TASK DIRECTIONS:
Which lines below hold the word "کوچه"? Report each one.

SOURCE DATA:
----

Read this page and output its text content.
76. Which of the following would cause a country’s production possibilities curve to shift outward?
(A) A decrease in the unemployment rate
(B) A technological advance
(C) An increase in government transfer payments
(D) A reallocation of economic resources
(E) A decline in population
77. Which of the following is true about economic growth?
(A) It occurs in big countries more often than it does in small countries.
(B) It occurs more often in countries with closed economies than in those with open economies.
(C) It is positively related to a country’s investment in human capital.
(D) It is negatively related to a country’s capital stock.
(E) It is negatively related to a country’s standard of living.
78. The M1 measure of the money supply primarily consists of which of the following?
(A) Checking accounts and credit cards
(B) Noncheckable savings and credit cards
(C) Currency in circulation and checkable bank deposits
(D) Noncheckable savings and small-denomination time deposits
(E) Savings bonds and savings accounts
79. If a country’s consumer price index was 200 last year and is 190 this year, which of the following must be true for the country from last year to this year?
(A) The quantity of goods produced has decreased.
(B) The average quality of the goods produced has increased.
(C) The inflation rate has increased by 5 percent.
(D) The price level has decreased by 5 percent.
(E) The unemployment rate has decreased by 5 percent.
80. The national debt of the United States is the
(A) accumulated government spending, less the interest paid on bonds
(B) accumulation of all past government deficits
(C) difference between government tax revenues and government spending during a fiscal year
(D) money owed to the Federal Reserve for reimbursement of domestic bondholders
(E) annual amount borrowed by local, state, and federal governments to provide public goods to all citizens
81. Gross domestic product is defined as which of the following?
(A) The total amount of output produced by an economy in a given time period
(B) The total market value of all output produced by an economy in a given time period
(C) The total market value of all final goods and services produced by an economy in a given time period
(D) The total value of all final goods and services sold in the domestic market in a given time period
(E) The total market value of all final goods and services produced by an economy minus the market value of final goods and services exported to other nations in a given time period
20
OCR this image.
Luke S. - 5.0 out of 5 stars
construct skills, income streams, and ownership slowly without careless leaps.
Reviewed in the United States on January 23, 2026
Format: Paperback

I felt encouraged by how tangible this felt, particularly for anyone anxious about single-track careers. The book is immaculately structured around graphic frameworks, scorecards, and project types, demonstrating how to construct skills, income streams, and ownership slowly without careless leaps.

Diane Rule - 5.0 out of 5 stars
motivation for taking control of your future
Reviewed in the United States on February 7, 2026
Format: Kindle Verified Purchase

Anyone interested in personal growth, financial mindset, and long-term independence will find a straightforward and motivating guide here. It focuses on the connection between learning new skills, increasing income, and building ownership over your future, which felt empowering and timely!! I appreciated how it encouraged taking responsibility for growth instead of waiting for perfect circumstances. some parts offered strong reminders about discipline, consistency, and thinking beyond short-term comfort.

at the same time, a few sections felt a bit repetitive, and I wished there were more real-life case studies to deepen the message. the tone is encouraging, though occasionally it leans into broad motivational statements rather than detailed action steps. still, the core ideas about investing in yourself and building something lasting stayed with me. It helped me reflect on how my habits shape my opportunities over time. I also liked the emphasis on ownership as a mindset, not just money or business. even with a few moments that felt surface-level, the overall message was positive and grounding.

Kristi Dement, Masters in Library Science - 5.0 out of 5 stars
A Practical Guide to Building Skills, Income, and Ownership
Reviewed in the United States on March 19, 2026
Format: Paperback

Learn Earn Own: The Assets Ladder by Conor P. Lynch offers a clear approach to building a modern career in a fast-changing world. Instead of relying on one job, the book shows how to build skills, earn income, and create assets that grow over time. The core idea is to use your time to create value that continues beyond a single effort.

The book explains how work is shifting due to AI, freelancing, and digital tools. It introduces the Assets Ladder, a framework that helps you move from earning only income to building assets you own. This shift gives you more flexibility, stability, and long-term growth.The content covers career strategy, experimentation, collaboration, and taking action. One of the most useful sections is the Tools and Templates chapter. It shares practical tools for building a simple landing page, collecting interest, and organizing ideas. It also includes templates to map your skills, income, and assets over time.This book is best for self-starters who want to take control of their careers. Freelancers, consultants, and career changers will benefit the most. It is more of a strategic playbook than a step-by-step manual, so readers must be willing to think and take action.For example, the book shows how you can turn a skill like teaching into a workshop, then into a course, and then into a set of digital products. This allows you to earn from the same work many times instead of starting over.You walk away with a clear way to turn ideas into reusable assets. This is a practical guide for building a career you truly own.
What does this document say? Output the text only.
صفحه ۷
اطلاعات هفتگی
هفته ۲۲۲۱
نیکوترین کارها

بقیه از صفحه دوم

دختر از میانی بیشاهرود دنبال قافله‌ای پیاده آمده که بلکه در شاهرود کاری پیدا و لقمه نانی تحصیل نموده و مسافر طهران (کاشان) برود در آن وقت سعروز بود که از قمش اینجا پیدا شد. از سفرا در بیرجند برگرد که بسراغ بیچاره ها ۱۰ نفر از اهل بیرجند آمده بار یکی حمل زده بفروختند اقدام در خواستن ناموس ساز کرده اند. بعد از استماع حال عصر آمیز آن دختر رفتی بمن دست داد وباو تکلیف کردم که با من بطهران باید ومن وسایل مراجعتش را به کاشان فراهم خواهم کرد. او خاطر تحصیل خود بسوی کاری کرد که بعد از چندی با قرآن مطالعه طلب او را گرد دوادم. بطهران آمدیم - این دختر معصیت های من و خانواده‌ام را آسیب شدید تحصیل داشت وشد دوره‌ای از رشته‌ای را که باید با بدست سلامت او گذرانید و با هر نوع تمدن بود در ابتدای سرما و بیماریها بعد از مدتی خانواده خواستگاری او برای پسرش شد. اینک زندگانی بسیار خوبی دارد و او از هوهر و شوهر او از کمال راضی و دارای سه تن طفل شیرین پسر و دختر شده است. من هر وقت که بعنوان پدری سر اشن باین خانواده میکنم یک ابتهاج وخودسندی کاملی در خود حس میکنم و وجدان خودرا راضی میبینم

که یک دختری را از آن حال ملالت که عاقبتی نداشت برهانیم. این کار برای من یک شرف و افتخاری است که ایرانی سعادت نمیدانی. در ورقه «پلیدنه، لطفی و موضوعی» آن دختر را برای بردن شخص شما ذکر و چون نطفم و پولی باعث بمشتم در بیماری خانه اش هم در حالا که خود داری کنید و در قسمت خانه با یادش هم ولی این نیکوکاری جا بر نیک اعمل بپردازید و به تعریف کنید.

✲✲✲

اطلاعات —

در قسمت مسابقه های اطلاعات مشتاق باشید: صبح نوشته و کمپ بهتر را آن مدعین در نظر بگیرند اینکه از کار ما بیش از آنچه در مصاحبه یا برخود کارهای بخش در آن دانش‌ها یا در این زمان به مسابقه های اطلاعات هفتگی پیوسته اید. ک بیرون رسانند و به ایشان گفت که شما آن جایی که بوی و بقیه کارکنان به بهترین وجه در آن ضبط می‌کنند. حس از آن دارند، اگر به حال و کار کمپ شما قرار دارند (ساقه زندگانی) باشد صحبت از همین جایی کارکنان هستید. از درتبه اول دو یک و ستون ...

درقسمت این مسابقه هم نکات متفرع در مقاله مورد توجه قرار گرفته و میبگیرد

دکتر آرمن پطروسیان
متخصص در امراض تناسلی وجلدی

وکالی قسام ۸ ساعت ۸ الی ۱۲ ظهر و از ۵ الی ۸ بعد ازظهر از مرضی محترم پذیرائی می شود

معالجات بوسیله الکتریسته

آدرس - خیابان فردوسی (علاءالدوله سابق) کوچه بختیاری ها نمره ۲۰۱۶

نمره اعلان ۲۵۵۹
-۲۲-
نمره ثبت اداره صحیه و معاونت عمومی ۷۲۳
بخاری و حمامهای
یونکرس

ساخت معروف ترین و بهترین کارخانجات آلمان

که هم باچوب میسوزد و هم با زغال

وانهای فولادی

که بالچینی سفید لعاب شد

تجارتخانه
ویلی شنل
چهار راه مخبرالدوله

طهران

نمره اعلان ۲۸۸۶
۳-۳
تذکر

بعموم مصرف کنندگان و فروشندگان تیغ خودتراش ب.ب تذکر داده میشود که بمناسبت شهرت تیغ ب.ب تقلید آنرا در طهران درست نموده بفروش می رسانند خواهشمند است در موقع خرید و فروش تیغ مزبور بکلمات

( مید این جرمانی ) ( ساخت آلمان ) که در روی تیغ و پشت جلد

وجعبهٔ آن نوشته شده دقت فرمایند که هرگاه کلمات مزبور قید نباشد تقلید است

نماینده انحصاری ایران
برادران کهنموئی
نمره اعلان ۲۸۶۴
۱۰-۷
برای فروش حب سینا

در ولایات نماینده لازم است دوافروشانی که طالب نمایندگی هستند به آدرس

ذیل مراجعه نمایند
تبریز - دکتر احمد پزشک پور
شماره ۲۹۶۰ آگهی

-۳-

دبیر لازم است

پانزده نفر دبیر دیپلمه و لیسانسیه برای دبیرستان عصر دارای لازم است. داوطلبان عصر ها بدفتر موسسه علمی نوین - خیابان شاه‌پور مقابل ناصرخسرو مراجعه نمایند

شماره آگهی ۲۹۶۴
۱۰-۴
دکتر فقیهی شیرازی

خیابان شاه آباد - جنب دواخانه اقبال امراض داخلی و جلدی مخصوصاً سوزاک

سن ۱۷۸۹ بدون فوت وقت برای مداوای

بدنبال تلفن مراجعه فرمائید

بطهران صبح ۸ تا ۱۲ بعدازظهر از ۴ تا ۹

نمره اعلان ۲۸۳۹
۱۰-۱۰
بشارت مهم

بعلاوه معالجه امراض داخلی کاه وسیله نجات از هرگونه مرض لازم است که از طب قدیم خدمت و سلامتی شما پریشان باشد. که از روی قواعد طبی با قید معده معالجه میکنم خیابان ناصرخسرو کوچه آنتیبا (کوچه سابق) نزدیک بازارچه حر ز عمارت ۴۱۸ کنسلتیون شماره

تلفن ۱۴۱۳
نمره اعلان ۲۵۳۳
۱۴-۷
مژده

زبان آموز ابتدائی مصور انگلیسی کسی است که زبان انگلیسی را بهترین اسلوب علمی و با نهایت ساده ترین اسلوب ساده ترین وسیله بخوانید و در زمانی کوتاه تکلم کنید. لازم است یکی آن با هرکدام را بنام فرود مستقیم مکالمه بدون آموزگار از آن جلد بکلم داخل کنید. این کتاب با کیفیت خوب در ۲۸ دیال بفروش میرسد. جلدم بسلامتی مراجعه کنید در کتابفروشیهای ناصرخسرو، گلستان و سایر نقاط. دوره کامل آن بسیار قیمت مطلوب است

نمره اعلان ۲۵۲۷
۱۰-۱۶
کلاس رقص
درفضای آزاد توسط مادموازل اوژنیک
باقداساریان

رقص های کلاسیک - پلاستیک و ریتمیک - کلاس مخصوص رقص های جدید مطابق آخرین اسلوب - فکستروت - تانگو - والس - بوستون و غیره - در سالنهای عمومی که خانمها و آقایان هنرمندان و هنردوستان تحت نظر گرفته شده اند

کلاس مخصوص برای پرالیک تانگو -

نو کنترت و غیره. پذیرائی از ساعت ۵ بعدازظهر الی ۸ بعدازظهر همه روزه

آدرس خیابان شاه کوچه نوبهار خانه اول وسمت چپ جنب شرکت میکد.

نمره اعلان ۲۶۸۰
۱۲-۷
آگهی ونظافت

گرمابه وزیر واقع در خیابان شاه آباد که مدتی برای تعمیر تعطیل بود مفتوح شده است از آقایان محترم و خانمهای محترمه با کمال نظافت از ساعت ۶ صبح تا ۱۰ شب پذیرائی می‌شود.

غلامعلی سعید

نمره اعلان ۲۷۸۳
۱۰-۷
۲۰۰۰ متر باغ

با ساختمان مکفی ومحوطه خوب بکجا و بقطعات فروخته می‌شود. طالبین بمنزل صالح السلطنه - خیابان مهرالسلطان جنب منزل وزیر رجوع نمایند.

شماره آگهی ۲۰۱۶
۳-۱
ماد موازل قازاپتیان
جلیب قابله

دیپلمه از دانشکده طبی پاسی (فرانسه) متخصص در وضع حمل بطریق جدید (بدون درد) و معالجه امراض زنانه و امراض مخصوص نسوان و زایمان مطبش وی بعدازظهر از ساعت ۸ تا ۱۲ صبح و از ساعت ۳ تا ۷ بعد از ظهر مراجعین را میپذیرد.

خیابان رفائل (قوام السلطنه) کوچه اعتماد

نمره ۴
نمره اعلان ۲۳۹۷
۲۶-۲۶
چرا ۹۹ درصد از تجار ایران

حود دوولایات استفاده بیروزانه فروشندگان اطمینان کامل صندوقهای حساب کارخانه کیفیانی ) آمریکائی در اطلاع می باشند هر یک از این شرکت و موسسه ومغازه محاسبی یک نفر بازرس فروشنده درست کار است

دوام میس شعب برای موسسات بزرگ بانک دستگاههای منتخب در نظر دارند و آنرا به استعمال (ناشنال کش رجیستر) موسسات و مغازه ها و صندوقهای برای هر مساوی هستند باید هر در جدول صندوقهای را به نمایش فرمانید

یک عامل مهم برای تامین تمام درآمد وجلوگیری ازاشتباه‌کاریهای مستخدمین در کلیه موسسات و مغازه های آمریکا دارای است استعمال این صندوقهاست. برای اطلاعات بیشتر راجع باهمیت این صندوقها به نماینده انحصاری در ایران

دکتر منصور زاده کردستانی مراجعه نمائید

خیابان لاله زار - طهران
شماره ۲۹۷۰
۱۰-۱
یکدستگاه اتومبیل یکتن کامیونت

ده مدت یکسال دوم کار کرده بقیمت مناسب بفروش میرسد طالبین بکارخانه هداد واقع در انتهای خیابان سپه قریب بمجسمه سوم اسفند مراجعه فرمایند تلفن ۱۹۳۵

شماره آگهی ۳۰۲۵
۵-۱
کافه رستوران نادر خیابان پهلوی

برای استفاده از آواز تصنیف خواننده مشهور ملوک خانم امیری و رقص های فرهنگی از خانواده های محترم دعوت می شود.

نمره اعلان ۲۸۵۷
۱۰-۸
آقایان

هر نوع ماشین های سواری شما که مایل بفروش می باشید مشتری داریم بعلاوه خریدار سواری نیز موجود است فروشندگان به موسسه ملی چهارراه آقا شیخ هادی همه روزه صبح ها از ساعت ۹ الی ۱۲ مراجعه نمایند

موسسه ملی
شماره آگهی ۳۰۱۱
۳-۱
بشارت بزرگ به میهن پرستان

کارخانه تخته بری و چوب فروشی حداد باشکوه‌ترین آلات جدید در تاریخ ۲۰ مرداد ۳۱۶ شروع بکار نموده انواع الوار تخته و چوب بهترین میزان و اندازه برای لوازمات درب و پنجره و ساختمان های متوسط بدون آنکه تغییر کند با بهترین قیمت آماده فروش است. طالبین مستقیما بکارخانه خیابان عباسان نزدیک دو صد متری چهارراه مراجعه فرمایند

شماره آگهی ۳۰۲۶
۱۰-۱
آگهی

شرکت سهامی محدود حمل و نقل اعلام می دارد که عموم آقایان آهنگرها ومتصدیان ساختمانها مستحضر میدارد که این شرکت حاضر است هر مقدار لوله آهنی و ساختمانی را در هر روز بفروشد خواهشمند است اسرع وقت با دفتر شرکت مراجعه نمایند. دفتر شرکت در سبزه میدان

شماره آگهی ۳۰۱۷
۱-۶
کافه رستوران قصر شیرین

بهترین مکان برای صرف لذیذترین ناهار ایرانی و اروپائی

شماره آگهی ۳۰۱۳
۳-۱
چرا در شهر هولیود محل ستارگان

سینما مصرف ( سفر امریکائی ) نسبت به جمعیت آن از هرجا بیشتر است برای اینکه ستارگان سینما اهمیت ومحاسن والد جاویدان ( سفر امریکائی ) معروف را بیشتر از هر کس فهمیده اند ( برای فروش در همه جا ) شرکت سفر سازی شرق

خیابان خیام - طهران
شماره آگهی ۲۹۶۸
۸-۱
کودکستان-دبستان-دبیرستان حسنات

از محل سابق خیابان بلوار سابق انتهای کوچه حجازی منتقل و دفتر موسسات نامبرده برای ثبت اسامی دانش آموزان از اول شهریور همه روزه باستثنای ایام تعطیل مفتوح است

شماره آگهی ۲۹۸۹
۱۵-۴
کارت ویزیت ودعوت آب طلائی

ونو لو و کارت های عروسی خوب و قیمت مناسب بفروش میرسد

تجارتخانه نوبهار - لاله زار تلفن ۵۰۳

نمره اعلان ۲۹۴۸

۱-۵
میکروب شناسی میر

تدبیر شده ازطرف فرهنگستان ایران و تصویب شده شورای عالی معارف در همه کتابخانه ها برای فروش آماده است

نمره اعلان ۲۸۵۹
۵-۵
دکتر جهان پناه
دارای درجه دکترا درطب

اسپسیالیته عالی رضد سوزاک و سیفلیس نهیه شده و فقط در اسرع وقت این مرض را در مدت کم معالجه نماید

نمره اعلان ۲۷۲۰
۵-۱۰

----

RESULT OF THE TASK:
آدرس - خیابان فردوسی (علاءالدوله سابق) کوچه بختیاری ها نمره ۲۰۱۶
بعلاوه معالجه امراض داخلی کاه وسیله نجات از هرگونه مرض لازم است که از طب قدیم خدمت و سلامتی شما پریشان باشد. که از روی قواعد طبی با قید معده معالجه میکنم خیابان ناصرخسرو کوچه آنتیبا (کوچه سابق) نزدیک بازارچه حر ز عمارت ۴۱۸ کنسلتیون شماره
آدرس خیابان شاه کوچه نوبهار خانه اول وسمت چپ جنب شرکت میکد.
خیابان رفائل (قوام السلطنه) کوچه اعتماد
از محل سابق خیابان بلوار سابق انتهای کوچه حجازی منتقل و دفتر موسسات نامبرده برای ثبت اسامی دانش آموزان از اول شهریور همه روزه باستثنای ایام تعطیل مفتوح است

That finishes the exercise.